**Collected data entries**:

....

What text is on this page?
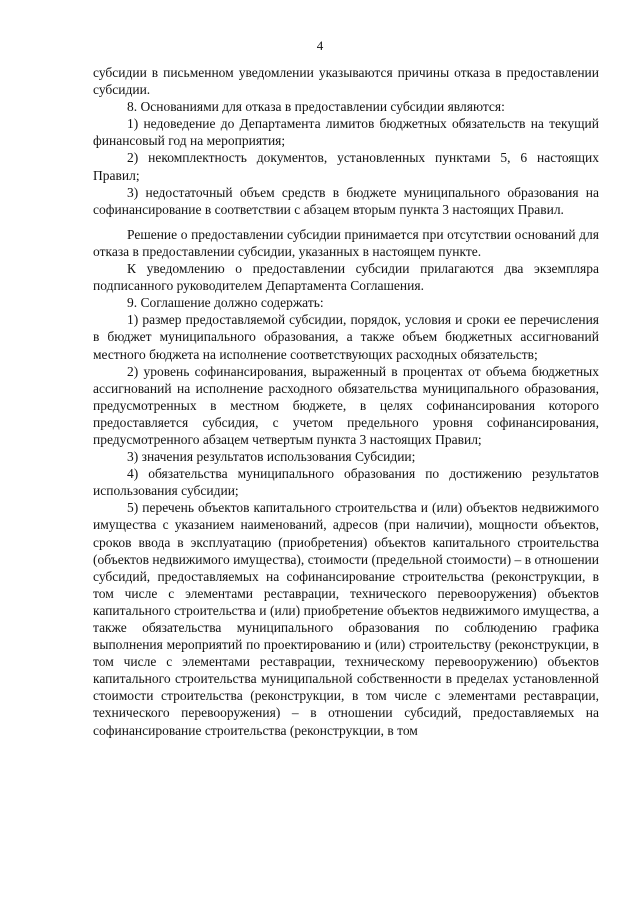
4

субсидии в письменном уведомлении указываются причины отказа в предоставлении субсидии.

8. Основаниями для отказа в предоставлении субсидии являются:

1) недоведение до Департамента лимитов бюджетных обязательств на текущий финансовый год на мероприятия;

2) некомплектность документов, установленных пунктами 5, 6 настоящих Правил;

3) недостаточный объем средств в бюджете муниципального образования на софинансирование в соответствии с абзацем вторым пункта 3 настоящих Правил.

Решение о предоставлении субсидии принимается при отсутствии оснований для отказа в предоставлении субсидии, указанных в настоящем пункте.

К уведомлению о предоставлении субсидии прилагаются два экземпляра подписанного руководителем Департамента Соглашения.

9. Соглашение должно содержать:

1) размер предоставляемой субсидии, порядок, условия и сроки ее перечисления в бюджет муниципального образования, а также объем бюджетных ассигнований местного бюджета на исполнение соответствующих расходных обязательств;

2) уровень софинансирования, выраженный в процентах от объема бюджетных ассигнований на исполнение расходного обязательства муниципального образования, предусмотренных в местном бюджете, в целях софинансирования которого предоставляется субсидия, с учетом предельного уровня софинансирования, предусмотренного абзацем четвертым пункта 3 настоящих Правил;

3) значения результатов использования Субсидии;

4) обязательства муниципального образования по достижению результатов использования субсидии;

5) перечень объектов капитального строительства и (или) объектов недвижимого имущества с указанием наименований, адресов (при наличии), мощности объектов, сроков ввода в эксплуатацию (приобретения) объектов капитального строительства (объектов недвижимого имущества), стоимости (предельной стоимости) – в отношении субсидий, предоставляемых на софинансирование строительства (реконструкции, в том числе с элементами реставрации, технического перевооружения) объектов капитального строительства и (или) приобретение объектов недвижимого имущества, а также обязательства муниципального образования по соблюдению графика выполнения мероприятий по проектированию и (или) строительству (реконструкции, в том числе с элементами реставрации, техническому перевооружению) объектов капитального строительства муниципальной собственности в пределах установленной стоимости строительства (реконструкции, в том числе с элементами реставрации, технического перевооружения) – в отношении субсидий, предоставляемых на софинансирование строительства (реконструкции, в том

....

**Challenge**: Count the lines of the data that include the string "Департамента", and give only that number.

**The answer**: 2